_REQUIRED TASK:_ Keep only the lines where "三相电动势的幅值和频率相等" appears.

※ ※ ※

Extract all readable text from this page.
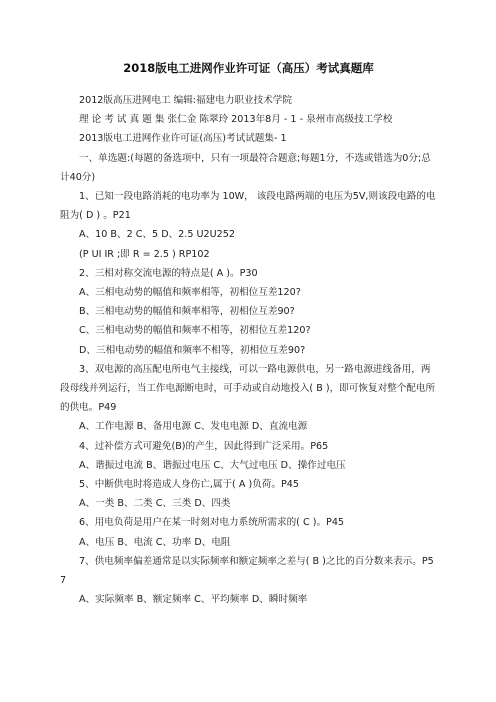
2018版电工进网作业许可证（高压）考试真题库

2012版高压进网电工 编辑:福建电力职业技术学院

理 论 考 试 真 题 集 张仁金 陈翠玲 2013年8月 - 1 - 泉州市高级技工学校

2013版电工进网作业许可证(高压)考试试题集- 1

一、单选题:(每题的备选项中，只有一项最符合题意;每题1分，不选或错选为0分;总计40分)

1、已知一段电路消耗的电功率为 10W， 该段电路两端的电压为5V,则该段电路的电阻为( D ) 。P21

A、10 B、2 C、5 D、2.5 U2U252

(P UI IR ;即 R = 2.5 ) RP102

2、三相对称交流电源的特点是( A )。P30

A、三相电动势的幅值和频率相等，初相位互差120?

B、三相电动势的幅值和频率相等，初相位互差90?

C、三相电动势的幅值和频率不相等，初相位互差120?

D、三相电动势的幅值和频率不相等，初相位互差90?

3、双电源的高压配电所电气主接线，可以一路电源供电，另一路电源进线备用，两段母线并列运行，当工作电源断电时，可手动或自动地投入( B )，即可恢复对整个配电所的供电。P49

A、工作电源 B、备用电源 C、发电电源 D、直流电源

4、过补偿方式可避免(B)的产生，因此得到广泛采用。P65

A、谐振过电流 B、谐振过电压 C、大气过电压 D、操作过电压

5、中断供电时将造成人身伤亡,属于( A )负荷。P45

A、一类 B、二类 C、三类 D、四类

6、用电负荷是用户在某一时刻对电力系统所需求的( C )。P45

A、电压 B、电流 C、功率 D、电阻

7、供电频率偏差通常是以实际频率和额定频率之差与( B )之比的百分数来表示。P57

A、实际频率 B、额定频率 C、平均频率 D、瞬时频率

※ ※ ※

_ANSWER BELOW:_
A、三相电动势的幅值和频率相等，初相位互差120?
B、三相电动势的幅值和频率相等，初相位互差90?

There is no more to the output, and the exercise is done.